### What is needed
For the material that follows, list every line containing the word "JSON".

### Items
= = =

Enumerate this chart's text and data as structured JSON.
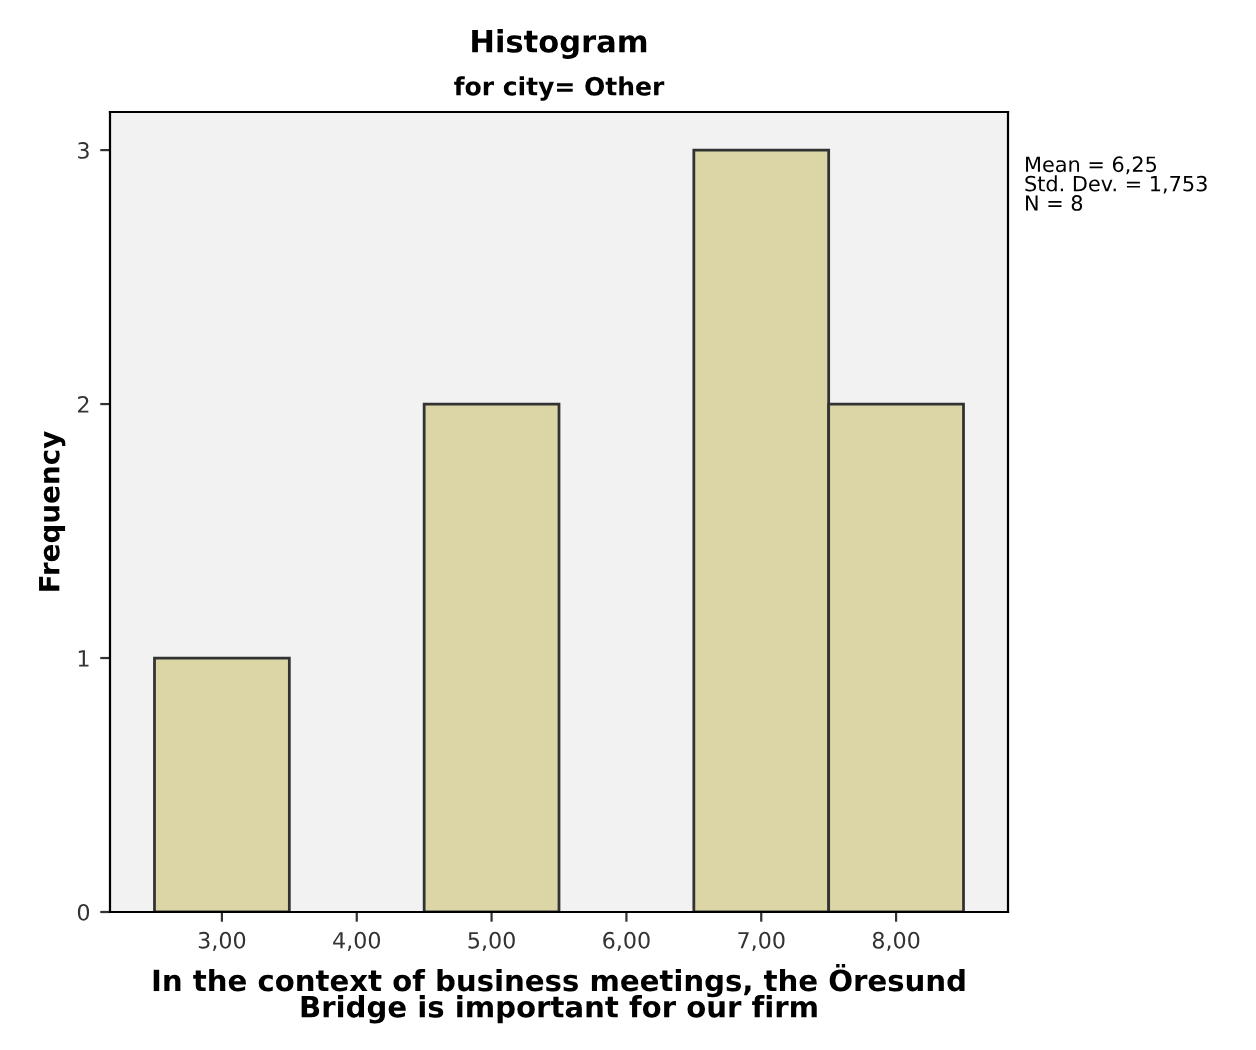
{
  "chart_data": {
    "type": "histogram",
    "title": "Histogram",
    "subtitle": "for city= Other",
    "xlabel": "In the context of business meetings, the Öresund\nBridge is important for our firm",
    "ylabel": "Frequency",
    "bins": [
      2.5,
      3.5,
      4.5,
      5.5,
      6.5,
      7.5,
      8.5
    ],
    "values": [
      1,
      0,
      2,
      0,
      3,
      2
    ],
    "color": "#dcd6a6",
    "xlim": [
      2.17,
      8.83
    ],
    "ylim": [
      0,
      3.15
    ],
    "xticks": [
      {
        "value": 3,
        "label": "3,00"
      },
      {
        "value": 4,
        "label": "4,00"
      },
      {
        "value": 5,
        "label": "5,00"
      },
      {
        "value": 6,
        "label": "6,00"
      },
      {
        "value": 7,
        "label": "7,00"
      },
      {
        "value": 8,
        "label": "8,00"
      }
    ],
    "yticks": [
      0,
      1,
      2,
      3
    ],
    "annotations": [
      "Mean = 6,25\nStd. Dev. = 1,753\nN = 8"
    ],
    "grid": false,
    "legend": false
  }
}
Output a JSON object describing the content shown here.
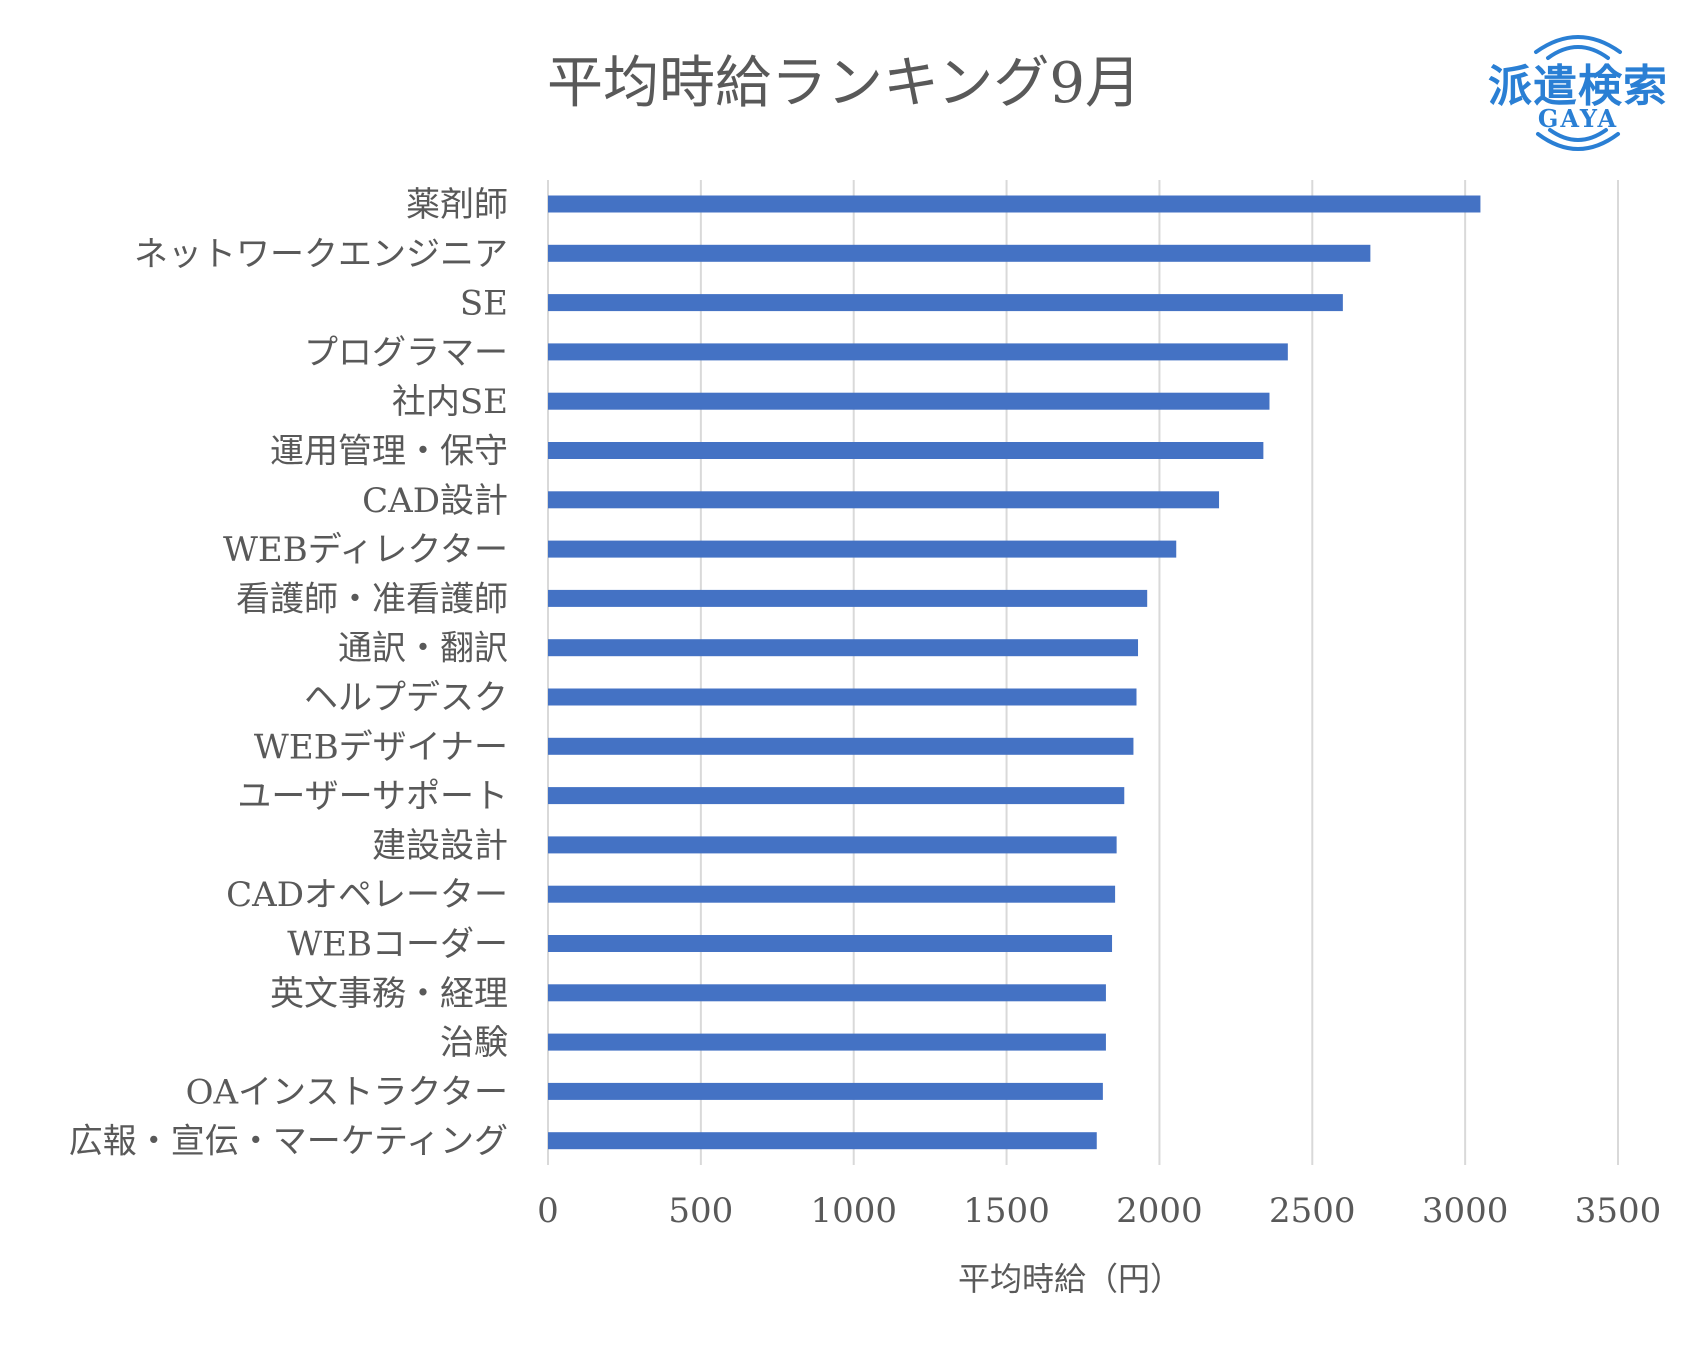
{
  "chart_data": {
    "type": "bar",
    "orientation": "horizontal",
    "title": "平均時給ランキング9月",
    "xlabel": "平均時給（円）",
    "ylabel": "",
    "xlim": [
      0,
      3500
    ],
    "xticks": [
      0,
      500,
      1000,
      1500,
      2000,
      2500,
      3000,
      3500
    ],
    "grid": true,
    "legend": "none",
    "bar_color": "#4472c4",
    "categories": [
      "薬剤師",
      "ネットワークエンジニア",
      "SE",
      "プログラマー",
      "社内SE",
      "運用管理・保守",
      "CAD設計",
      "WEBディレクター",
      "看護師・准看護師",
      "通訳・翻訳",
      "ヘルプデスク",
      "WEBデザイナー",
      "ユーザーサポート",
      "建設設計",
      "CADオペレーター",
      "WEBコーダー",
      "英文事務・経理",
      "治験",
      "OAインストラクター",
      "広報・宣伝・マーケティング"
    ],
    "values": [
      3050,
      2690,
      2600,
      2420,
      2360,
      2340,
      2195,
      2055,
      1960,
      1930,
      1925,
      1915,
      1885,
      1860,
      1855,
      1845,
      1825,
      1825,
      1815,
      1795
    ]
  },
  "logo": {
    "main": "派遣検索",
    "sub": "GAYA",
    "color": "#2a7fd4"
  }
}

= = =

### Final answer
Enumerate this chart's text and data as structured JSON.
Output a JSON object describing the content shown here.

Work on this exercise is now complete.